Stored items
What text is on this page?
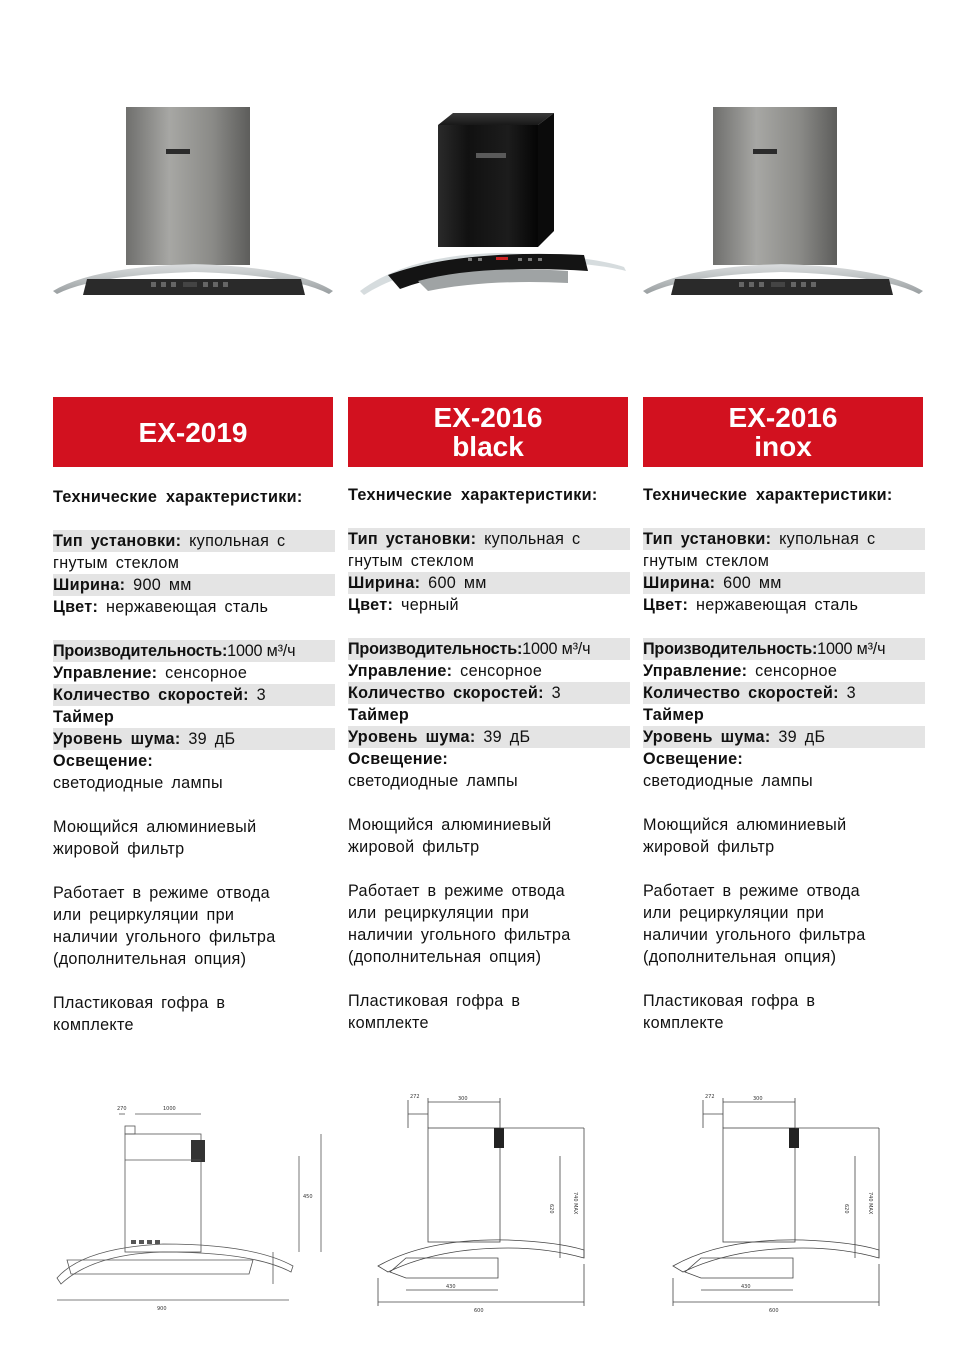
EX-2019
Технические характеристики:
Тип установки: купольная с
гнутым стеклом
Ширина: 900 мм
Цвет: нержавеющая сталь
Производительность:1000 м³/ч
Управление: сенсорное
Количество скоростей: 3
Таймер
Уровень шума: 39 дБ
Освещение:
светодиодные лампы
Моющийся алюминиевый
жировой фильтр
Работает в режиме отвода
или рециркуляции при
наличии угольного фильтра
(дополнительная опция)
Пластиковая гофра в
комплекте
270	1000
900
450
EX-2016
black
Технические характеристики:
Тип установки: купольная с
гнутым стеклом
Ширина: 600 мм
Цвет: черный
Производительность:1000 м³/ч
Управление: сенсорное
Количество скоростей: 3
Таймер
Уровень шума: 39 дБ
Освещение:
светодиодные лампы
Моющийся алюминиевый
жировой фильтр
Работает в режиме отвода
или рециркуляции при
наличии угольного фильтра
(дополнительная опция)
Пластиковая гофра в
комплекте
272	300
740 MAX
620
430
600
EX-2016
inox
Технические характеристики:
Тип установки: купольная с
гнутым стеклом
Ширина: 600 мм
Цвет: нержавеющая сталь
Производительность:1000 м³/ч
Управление: сенсорное
Количество скоростей: 3
Таймер
Уровень шума: 39 дБ
Освещение:
светодиодные лампы
Моющийся алюминиевый
жировой фильтр
Работает в режиме отвода
или рециркуляции при
наличии угольного фильтра
(дополнительная опция)
Пластиковая гофра в
комплекте
272	300
740 MAX
620
430
600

The task
Transcribe the records word for word and include no pictures.

Solution
What text is on this page?
EX-2019
Технические характеристики:
Тип установки: купольная с
гнутым стеклом
Ширина: 900 мм
Цвет: нержавеющая сталь
Производительность:1000 м³/ч
Управление: сенсорное
Количество скоростей: 3
Таймер
Уровень шума: 39 дБ
Освещение:
светодиодные лампы
Моющийся алюминиевый
жировой фильтр
Работает в режиме отвода
или рециркуляции при
наличии угольного фильтра
(дополнительная опция)
Пластиковая гофра в
комплекте
270	1000
900
450
EX-2016
black
Технические характеристики:
Тип установки: купольная с
гнутым стеклом
Ширина: 600 мм
Цвет: черный
Производительность:1000 м³/ч
Управление: сенсорное
Количество скоростей: 3
Таймер
Уровень шума: 39 дБ
Освещение:
светодиодные лампы
Моющийся алюминиевый
жировой фильтр
Работает в режиме отвода
или рециркуляции при
наличии угольного фильтра
(дополнительная опция)
Пластиковая гофра в
комплекте
272	300
740 MAX
620
430
600
EX-2016
inox
Технические характеристики:
Тип установки: купольная с
гнутым стеклом
Ширина: 600 мм
Цвет: нержавеющая сталь
Производительность:1000 м³/ч
Управление: сенсорное
Количество скоростей: 3
Таймер
Уровень шума: 39 дБ
Освещение:
светодиодные лампы
Моющийся алюминиевый
жировой фильтр
Работает в режиме отвода
или рециркуляции при
наличии угольного фильтра
(дополнительная опция)
Пластиковая гофра в
комплекте
272	300
740 MAX
620
430
600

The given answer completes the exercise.